— START Records to use —
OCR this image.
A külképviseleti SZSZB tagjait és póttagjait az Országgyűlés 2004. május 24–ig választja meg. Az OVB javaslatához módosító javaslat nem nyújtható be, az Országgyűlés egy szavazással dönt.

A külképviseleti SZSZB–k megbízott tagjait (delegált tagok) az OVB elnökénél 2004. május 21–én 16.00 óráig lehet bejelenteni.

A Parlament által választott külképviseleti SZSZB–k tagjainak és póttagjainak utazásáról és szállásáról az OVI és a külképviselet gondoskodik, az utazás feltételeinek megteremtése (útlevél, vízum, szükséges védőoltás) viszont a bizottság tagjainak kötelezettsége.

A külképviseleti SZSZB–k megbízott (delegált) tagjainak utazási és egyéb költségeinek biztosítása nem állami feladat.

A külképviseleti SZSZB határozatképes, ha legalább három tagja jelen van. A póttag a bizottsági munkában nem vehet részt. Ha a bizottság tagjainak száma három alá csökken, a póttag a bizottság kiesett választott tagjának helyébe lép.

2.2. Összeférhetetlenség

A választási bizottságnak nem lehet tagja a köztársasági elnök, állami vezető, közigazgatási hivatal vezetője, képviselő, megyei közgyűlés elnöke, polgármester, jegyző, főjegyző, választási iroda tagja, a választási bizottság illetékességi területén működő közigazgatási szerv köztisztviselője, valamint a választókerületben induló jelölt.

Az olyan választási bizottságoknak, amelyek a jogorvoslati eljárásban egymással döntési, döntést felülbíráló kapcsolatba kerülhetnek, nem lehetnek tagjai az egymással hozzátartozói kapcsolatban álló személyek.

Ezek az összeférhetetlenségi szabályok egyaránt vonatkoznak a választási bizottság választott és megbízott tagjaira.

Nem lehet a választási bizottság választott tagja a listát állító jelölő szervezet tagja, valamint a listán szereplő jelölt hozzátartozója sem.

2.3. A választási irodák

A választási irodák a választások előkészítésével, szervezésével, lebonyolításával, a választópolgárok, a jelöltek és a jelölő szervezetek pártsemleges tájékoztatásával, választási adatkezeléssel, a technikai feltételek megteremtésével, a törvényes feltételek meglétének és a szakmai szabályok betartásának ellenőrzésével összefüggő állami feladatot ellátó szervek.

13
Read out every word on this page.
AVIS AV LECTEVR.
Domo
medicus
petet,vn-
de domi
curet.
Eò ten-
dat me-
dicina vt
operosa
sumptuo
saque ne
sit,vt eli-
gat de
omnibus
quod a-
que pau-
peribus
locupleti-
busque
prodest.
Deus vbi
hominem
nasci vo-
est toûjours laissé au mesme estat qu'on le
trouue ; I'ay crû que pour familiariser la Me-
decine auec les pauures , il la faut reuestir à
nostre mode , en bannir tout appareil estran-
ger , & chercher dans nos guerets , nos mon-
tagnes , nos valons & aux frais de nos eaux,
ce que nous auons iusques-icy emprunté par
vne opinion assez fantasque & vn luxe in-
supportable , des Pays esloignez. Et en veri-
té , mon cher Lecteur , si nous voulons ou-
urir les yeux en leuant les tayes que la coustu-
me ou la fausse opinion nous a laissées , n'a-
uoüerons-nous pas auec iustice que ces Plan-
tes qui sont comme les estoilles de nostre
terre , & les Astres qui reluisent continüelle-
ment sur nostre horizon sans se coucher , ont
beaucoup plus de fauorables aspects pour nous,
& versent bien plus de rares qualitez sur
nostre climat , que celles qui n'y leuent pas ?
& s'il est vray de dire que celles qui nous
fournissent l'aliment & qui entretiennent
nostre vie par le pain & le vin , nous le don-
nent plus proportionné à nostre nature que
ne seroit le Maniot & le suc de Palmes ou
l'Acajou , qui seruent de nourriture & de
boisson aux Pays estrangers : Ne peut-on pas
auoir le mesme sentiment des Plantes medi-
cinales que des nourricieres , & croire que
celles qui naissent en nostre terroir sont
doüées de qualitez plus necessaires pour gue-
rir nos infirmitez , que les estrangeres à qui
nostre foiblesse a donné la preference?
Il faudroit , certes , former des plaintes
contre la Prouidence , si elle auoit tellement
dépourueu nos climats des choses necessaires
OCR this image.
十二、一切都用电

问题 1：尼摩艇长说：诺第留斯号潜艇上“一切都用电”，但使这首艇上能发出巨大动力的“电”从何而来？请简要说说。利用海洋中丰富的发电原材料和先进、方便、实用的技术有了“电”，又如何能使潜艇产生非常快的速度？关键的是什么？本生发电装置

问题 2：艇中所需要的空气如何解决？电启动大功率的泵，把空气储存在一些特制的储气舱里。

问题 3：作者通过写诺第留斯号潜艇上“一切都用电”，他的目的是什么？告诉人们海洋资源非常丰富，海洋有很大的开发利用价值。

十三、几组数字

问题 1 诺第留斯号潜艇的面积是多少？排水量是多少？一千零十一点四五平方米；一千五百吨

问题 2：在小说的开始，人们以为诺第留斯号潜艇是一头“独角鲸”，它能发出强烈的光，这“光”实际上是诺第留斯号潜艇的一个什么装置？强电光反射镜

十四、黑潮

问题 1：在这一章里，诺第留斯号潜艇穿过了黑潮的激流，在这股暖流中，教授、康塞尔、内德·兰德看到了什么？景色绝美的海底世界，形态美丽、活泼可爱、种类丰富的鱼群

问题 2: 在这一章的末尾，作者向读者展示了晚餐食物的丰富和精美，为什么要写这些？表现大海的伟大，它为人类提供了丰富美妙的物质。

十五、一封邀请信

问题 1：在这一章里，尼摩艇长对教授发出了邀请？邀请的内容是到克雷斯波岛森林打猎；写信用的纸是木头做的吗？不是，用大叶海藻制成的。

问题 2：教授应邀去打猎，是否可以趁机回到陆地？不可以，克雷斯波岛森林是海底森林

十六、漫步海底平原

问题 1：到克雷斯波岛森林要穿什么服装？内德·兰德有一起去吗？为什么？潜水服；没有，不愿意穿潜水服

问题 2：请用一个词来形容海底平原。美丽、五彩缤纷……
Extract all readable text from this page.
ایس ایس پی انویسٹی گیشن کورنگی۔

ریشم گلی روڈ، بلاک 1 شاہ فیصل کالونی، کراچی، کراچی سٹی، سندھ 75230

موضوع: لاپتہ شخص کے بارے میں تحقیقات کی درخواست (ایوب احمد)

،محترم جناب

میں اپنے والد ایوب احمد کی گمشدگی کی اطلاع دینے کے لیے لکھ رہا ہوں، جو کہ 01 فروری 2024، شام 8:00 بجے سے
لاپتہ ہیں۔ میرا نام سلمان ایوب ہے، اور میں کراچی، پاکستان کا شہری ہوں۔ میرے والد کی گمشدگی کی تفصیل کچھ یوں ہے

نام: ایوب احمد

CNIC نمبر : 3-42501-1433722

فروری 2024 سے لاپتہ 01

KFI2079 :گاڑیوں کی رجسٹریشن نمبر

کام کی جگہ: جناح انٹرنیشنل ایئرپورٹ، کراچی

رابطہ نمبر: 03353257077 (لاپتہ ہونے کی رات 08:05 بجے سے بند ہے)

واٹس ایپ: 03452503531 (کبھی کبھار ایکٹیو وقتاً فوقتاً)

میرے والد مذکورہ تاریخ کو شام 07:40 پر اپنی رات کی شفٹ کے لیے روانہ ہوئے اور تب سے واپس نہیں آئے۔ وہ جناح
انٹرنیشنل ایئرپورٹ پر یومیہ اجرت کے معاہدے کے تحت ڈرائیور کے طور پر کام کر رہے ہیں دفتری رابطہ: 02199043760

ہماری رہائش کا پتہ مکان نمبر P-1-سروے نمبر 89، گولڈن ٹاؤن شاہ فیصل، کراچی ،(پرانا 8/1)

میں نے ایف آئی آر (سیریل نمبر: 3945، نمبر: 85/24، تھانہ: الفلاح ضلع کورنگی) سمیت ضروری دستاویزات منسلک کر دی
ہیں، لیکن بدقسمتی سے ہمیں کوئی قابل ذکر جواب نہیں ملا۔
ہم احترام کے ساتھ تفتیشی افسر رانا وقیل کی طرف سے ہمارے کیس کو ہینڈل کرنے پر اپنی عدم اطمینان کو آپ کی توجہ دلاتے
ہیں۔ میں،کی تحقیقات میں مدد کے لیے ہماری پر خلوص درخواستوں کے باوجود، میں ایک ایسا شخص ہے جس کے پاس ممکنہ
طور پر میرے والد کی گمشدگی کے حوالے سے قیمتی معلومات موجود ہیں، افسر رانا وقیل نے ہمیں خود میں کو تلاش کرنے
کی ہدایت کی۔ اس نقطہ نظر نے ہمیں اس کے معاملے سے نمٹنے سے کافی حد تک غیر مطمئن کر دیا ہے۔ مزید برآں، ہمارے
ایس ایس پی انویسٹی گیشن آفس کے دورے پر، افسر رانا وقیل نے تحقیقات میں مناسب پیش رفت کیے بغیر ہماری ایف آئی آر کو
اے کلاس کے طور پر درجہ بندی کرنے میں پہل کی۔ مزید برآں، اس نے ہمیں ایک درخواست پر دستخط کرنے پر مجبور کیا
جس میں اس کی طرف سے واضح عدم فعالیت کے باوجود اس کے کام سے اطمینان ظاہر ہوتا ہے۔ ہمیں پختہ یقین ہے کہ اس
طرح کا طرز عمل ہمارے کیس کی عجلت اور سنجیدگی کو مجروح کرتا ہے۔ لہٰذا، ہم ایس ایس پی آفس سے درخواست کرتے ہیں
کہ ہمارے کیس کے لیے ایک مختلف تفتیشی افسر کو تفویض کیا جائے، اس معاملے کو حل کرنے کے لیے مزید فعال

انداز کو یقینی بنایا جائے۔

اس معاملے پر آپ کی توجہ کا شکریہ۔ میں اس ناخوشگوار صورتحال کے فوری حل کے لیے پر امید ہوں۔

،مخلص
— END Records to use —
Problem to work on: Find the lines above holding the word "افسر" and show them.

Complete output:
ہم احترام کے ساتھ تفتیشی افسر رانا وقیل کی طرف سے ہمارے کیس کو ہینڈل کرنے پر اپنی عدم اطمینان کو آپ کی توجہ دلاتے
طور پر میرے والد کی گمشدگی کے حوالے سے قیمتی معلومات موجود ہیں، افسر رانا وقیل نے ہمیں خود میں کو تلاش کرنے
ایس ایس پی انویسٹی گیشن آفس کے دورے پر، افسر رانا وقیل نے تحقیقات میں مناسب پیش رفت کیے بغیر ہماری ایف آئی آر کو
کہ ہمارے کیس کے لیے ایک مختلف تفتیشی افسر کو تفویض کیا جائے، اس معاملے کو حل کرنے کے لیے مزید فعال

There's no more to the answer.